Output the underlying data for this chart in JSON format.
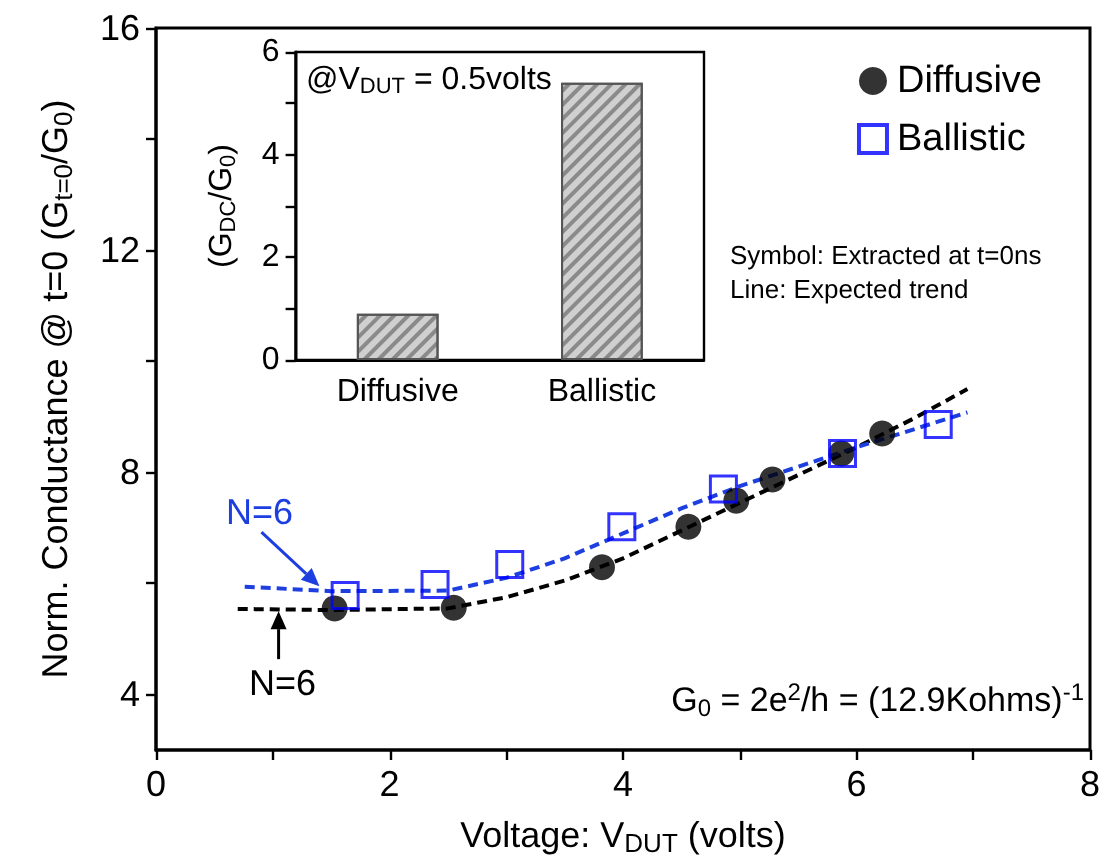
{
  "chart_data": [
    {
      "type": "scatter",
      "xlabel": "Voltage: V$_{DUT}$ (volts)",
      "ylabel": "Norm. Conductance @ t=0 (G$_{t=0}$/G$_{0}$)",
      "xlim": [
        0,
        8
      ],
      "ylim": [
        3,
        16
      ],
      "xticks": [
        0,
        {
          "value": 1,
          "label": null
        },
        2,
        {
          "value": 3,
          "label": null
        },
        4,
        {
          "value": 5,
          "label": null
        },
        6,
        {
          "value": 7,
          "label": null
        },
        8
      ],
      "yticks": [
        4,
        {
          "value": 6,
          "label": null
        },
        8,
        {
          "value": 10,
          "label": null
        },
        12,
        {
          "value": 14,
          "label": null
        },
        16
      ],
      "legend": "top right",
      "series": [
        {
          "name": "Diffusive",
          "color": "#000000",
          "marker": "circle",
          "x": [
            1.53,
            2.55,
            3.82,
            4.56,
            4.97,
            5.28,
            5.87,
            6.22
          ],
          "values": [
            5.55,
            5.56,
            6.29,
            7.02,
            7.49,
            7.87,
            8.34,
            8.7
          ]
        },
        {
          "name": "Ballistic",
          "color": "#0000ff",
          "marker": "square",
          "x": [
            1.62,
            2.39,
            3.03,
            3.99,
            4.86,
            5.88,
            6.7
          ],
          "values": [
            5.78,
            5.98,
            6.34,
            7.02,
            7.7,
            8.34,
            8.86
          ]
        },
        {
          "type": "line",
          "color": "#000000",
          "line_style": "dashed",
          "marker": "none",
          "x": [
            0.7,
            1.5,
            2.5,
            3,
            3.5,
            4,
            4.5,
            5,
            5.5,
            6,
            6.5,
            6.95
          ],
          "values": [
            5.54,
            5.52,
            5.55,
            5.75,
            6.05,
            6.45,
            6.95,
            7.45,
            7.95,
            8.45,
            8.98,
            9.5
          ]
        },
        {
          "type": "line",
          "color": "#1e3fe0",
          "line_style": "dashed",
          "marker": "none",
          "x": [
            0.76,
            1.5,
            2.5,
            3,
            3.5,
            4,
            4.5,
            5,
            5.5,
            6,
            6.5,
            6.95
          ],
          "values": [
            5.94,
            5.86,
            5.87,
            6.1,
            6.45,
            6.9,
            7.35,
            7.75,
            8.1,
            8.45,
            8.78,
            9.08
          ]
        }
      ],
      "annotations": [
        {
          "text": "N=6",
          "x": 1.4,
          "y": 5.95
        },
        {
          "text": "N=6",
          "x": 1.05,
          "y": 5.5
        },
        "Symbol: Extracted at t=0ns",
        "Line: Expected trend",
        "G$_{0}$ = 2e$^{2}$/h = (12.9Kohms)$^{-1}$"
      ]
    },
    {
      "type": "bar",
      "categories": [
        "Diffusive",
        "Ballistic"
      ],
      "values": [
        0.9,
        5.4
      ],
      "color": "#d0d0d0",
      "ylabel": "(G$_{DC}$/G$_{0}$)",
      "ylim": [
        0,
        6
      ],
      "yticks": [
        0,
        {
          "value": 1,
          "label": null
        },
        2,
        {
          "value": 3,
          "label": null
        },
        4,
        {
          "value": 5,
          "label": null
        },
        6
      ],
      "annotations": [
        "@V$_{DUT}$ = 0.5volts"
      ]
    }
  ]
}
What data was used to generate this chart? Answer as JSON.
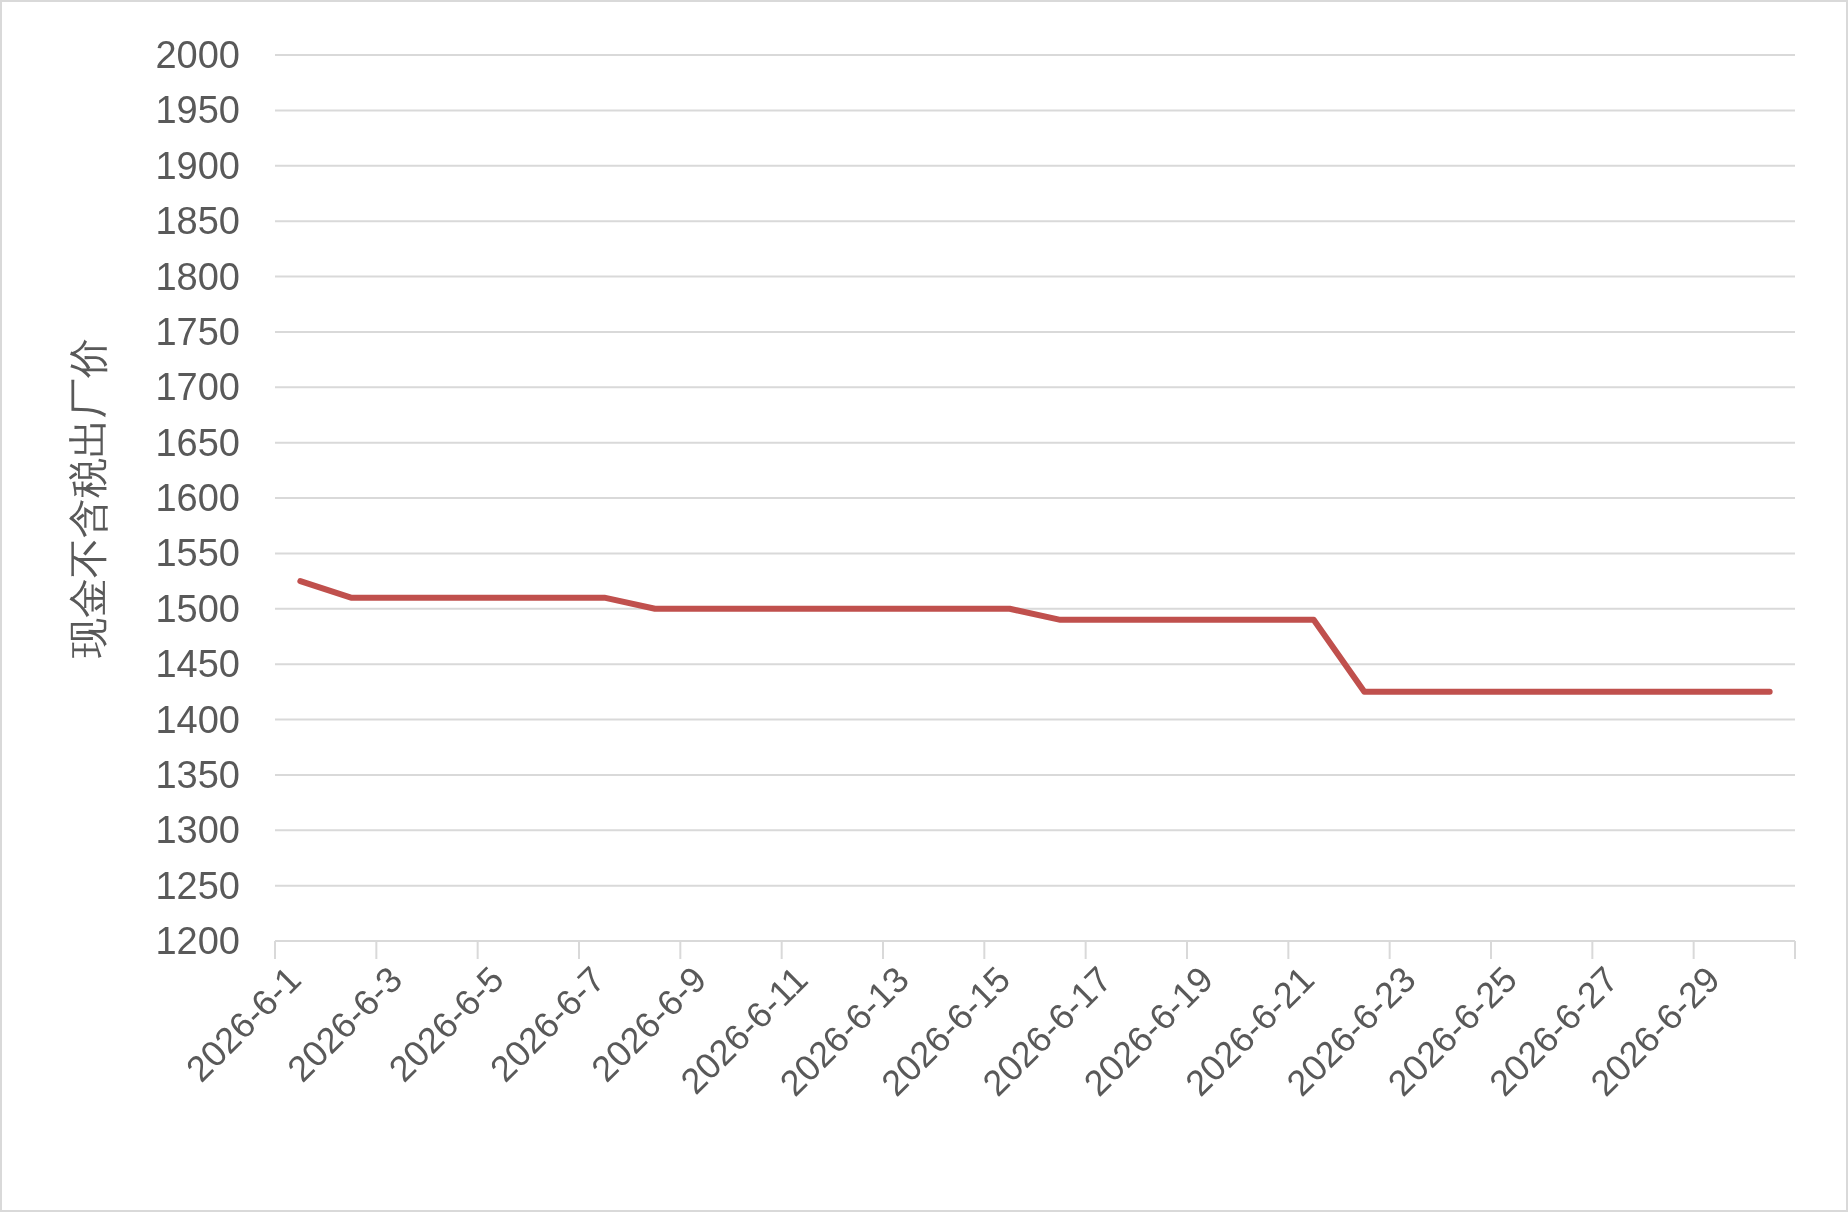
::::
All preceding records should be duplicated verbatim, images excepted.

**RESPONSE FOR THIS EXERCISE**
Output the underlying data for this chart in JSON format.
{
  "chart_data": [
    {
      "type": "scatter",
      "xlabel": "Voltage: V$_{DUT}$ (volts)",
      "ylabel": "Norm. Conductance @ t=0 (G$_{t=0}$/G$_{0}$)",
      "xlim": [
        0,
        8
      ],
      "ylim": [
        3,
        16
      ],
      "xticks": [
        0,
        {
          "value": 1,
          "label": null
        },
        2,
        {
          "value": 3,
          "label": null
        },
        4,
        {
          "value": 5,
          "label": null
        },
        6,
        {
          "value": 7,
          "label": null
        },
        8
      ],
      "yticks": [
        4,
        {
          "value": 6,
          "label": null
        },
        8,
        {
          "value": 10,
          "label": null
        },
        12,
        {
          "value": 14,
          "label": null
        },
        16
      ],
      "legend": "top right",
      "series": [
        {
          "name": "Diffusive",
          "color": "#000000",
          "marker": "circle",
          "x": [
            1.53,
            2.55,
            3.82,
            4.56,
            4.97,
            5.28,
            5.87,
            6.22
          ],
          "values": [
            5.55,
            5.56,
            6.29,
            7.02,
            7.49,
            7.87,
            8.34,
            8.7
          ]
        },
        {
          "name": "Ballistic",
          "color": "#0000ff",
          "marker": "square",
          "x": [
            1.62,
            2.39,
            3.03,
            3.99,
            4.86,
            5.88,
            6.7
          ],
          "values": [
            5.78,
            5.98,
            6.34,
            7.02,
            7.7,
            8.34,
            8.86
          ]
        },
        {
          "type": "line",
          "color": "#000000",
          "line_style": "dashed",
          "marker": "none",
          "x": [
            0.7,
            1.5,
            2.5,
            3,
            3.5,
            4,
            4.5,
            5,
            5.5,
            6,
            6.5,
            6.95
          ],
          "values": [
            5.54,
            5.52,
            5.55,
            5.75,
            6.05,
            6.45,
            6.95,
            7.45,
            7.95,
            8.45,
            8.98,
            9.5
          ]
        },
        {
          "type": "line",
          "color": "#1e3fe0",
          "line_style": "dashed",
          "marker": "none",
          "x": [
            0.76,
            1.5,
            2.5,
            3,
            3.5,
            4,
            4.5,
            5,
            5.5,
            6,
            6.5,
            6.95
          ],
          "values": [
            5.94,
            5.86,
            5.87,
            6.1,
            6.45,
            6.9,
            7.35,
            7.75,
            8.1,
            8.45,
            8.78,
            9.08
          ]
        }
      ],
      "annotations": [
        {
          "text": "N=6",
          "x": 1.4,
          "y": 5.95
        },
        {
          "text": "N=6",
          "x": 1.05,
          "y": 5.5
        },
        "Symbol: Extracted at t=0ns",
        "Line: Expected trend",
        "G$_{0}$ = 2e$^{2}$/h = (12.9Kohms)$^{-1}$"
      ]
    },
    {
      "type": "bar",
      "categories": [
        "Diffusive",
        "Ballistic"
      ],
      "values": [
        0.9,
        5.4
      ],
      "color": "#d0d0d0",
      "ylabel": "(G$_{DC}$/G$_{0}$)",
      "ylim": [
        0,
        6
      ],
      "yticks": [
        0,
        {
          "value": 1,
          "label": null
        },
        2,
        {
          "value": 3,
          "label": null
        },
        4,
        {
          "value": 5,
          "label": null
        },
        6
      ],
      "annotations": [
        "@V$_{DUT}$ = 0.5volts"
      ]
    }
  ]
}
What data was used to generate this chart? Answer as JSON.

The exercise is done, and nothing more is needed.